### Written exercise
Find the lines with the string "copertura" and return them.

--- START OF Source material ---

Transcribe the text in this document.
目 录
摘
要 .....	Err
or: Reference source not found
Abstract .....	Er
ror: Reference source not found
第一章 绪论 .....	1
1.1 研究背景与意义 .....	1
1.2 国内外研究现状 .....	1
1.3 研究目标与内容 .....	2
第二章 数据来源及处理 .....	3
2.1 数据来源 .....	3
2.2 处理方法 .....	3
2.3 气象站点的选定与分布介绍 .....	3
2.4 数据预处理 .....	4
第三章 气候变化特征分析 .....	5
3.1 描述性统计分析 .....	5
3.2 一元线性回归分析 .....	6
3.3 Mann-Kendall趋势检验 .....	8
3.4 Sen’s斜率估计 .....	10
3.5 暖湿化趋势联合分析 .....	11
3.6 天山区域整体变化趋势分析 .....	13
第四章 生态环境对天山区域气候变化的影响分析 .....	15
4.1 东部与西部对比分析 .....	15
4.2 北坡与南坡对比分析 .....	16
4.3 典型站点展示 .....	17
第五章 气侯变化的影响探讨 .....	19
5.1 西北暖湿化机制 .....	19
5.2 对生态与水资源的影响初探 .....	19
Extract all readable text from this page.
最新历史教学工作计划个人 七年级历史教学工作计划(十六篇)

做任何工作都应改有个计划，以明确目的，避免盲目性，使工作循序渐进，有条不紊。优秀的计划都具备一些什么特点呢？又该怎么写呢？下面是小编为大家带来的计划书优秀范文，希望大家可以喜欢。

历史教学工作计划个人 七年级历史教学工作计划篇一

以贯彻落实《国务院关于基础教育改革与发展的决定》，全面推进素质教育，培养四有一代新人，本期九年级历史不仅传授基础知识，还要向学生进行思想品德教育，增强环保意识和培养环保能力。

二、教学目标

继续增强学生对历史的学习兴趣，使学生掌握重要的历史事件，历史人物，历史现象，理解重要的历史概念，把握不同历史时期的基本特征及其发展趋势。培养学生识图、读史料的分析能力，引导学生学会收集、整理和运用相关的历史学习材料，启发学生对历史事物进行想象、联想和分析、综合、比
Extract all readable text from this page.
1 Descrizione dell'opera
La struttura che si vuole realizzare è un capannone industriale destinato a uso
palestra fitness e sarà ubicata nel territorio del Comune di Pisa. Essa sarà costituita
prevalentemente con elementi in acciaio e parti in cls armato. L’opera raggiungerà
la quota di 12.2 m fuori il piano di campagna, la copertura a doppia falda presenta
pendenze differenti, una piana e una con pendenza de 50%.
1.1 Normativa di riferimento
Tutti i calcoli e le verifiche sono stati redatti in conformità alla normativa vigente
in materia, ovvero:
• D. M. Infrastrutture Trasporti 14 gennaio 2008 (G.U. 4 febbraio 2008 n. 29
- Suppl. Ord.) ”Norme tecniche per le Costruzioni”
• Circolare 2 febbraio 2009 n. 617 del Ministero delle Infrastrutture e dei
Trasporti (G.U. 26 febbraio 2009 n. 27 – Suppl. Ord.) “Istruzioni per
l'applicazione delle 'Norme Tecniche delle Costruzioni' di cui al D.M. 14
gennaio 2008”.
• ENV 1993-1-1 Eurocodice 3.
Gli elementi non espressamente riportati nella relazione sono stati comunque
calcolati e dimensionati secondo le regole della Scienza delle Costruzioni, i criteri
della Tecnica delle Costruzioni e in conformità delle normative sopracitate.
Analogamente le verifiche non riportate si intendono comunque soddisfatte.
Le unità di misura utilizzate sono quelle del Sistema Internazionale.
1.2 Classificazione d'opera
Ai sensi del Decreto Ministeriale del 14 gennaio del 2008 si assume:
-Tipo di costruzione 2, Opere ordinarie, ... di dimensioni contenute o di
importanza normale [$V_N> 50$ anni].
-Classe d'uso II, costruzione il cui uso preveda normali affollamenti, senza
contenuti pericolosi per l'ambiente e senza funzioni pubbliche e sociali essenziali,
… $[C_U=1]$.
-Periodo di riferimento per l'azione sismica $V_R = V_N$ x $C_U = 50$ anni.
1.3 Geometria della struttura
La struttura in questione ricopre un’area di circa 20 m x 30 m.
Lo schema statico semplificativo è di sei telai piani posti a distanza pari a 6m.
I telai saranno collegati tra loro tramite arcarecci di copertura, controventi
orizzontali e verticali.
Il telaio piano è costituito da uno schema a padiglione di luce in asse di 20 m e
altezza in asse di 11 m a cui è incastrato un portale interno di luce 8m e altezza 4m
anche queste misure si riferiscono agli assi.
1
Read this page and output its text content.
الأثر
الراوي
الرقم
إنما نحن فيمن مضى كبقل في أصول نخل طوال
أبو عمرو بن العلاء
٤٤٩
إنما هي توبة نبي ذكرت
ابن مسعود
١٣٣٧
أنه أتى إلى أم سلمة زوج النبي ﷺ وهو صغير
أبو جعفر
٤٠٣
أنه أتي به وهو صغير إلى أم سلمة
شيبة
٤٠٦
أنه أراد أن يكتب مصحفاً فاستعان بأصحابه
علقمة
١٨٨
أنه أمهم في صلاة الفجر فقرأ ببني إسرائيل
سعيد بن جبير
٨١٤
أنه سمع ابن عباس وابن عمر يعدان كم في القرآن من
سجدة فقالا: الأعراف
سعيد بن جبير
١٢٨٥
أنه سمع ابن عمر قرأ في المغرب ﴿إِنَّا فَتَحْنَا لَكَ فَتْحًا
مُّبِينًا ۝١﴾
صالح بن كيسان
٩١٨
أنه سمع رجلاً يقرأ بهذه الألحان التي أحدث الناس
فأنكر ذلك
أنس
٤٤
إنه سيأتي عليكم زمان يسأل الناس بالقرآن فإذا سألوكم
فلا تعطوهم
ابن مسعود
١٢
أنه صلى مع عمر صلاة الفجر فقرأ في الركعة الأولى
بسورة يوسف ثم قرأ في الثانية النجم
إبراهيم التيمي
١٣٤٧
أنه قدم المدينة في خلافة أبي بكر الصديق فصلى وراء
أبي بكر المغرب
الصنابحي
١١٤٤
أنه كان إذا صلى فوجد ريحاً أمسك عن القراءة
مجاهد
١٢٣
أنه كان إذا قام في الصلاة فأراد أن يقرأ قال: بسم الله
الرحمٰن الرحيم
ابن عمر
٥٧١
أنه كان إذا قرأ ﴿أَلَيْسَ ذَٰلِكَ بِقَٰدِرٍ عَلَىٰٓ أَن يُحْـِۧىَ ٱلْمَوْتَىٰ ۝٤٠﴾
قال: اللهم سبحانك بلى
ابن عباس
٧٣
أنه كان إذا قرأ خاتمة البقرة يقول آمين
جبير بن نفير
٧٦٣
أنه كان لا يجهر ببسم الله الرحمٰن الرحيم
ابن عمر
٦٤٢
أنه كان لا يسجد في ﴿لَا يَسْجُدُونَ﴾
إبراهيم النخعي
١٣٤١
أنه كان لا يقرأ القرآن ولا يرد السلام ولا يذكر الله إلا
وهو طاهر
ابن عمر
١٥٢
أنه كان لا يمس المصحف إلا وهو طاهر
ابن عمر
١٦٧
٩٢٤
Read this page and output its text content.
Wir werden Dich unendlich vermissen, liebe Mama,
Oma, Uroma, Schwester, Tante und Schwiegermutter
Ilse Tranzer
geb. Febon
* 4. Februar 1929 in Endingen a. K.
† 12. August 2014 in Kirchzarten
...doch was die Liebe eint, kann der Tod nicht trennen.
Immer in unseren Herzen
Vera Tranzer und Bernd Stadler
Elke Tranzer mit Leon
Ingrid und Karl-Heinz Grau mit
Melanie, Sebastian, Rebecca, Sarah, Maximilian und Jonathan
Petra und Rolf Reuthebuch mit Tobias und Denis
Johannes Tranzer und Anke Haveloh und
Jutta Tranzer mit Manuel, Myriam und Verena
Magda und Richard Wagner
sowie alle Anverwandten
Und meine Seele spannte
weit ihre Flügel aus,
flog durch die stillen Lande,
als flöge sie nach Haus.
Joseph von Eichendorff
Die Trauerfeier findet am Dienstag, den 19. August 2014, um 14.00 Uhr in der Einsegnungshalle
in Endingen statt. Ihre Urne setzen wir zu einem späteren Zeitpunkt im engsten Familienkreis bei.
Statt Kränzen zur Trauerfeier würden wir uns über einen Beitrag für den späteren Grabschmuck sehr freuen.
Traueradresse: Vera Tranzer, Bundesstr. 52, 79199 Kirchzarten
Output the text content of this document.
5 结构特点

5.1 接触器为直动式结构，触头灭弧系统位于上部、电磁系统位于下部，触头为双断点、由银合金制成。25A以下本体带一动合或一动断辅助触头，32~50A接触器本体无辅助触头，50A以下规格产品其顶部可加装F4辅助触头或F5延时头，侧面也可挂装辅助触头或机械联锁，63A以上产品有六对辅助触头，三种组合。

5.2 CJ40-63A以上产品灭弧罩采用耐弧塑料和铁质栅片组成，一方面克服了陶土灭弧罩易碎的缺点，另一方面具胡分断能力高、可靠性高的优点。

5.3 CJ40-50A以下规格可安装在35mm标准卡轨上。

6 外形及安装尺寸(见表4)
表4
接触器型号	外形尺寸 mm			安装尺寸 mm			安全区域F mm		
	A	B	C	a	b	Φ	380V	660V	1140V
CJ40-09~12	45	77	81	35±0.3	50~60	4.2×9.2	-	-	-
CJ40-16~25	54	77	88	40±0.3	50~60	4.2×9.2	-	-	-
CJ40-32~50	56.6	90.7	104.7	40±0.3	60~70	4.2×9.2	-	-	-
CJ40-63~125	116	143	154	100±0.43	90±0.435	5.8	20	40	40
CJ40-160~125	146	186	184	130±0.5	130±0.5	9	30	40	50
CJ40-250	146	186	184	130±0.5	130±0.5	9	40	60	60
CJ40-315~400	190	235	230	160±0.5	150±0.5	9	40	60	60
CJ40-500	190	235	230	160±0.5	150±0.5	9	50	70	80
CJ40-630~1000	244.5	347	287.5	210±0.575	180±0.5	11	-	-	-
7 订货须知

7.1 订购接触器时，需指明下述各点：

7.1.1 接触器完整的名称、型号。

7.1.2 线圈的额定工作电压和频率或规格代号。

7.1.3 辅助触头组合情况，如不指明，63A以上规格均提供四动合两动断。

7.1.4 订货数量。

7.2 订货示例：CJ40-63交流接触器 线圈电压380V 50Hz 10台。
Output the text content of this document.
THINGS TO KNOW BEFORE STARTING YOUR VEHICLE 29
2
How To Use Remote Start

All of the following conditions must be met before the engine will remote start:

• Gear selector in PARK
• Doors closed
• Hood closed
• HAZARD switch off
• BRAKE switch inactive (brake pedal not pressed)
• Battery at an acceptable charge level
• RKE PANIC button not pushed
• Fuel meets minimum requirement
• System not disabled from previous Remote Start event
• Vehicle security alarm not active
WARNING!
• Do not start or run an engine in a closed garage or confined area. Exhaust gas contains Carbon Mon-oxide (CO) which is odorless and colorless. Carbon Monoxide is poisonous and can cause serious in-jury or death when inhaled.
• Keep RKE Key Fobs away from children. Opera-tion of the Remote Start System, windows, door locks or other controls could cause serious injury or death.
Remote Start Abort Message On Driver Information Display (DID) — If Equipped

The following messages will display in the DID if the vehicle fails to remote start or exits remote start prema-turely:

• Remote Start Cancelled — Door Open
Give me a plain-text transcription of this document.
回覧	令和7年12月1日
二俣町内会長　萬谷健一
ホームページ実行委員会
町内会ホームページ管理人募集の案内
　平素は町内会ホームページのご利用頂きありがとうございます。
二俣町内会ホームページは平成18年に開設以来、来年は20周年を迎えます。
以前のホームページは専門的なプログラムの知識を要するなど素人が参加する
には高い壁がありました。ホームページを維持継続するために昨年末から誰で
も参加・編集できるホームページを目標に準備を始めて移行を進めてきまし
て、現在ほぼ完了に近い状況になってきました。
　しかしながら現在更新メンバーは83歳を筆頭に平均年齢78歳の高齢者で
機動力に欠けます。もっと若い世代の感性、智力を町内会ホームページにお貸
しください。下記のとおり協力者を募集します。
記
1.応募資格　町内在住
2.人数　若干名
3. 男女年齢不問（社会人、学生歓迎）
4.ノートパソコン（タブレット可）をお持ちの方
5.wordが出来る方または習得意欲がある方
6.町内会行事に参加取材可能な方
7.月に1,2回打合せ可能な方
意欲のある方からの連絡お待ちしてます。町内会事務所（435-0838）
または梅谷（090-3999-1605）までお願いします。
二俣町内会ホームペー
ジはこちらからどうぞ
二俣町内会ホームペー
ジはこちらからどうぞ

--- END OF Source material ---

### Response to the task
la quota di 12.2 m fuori il piano di campagna, la copertura a doppia falda presenta
I telai saranno collegati tra loro tramite arcarecci di copertura, controventi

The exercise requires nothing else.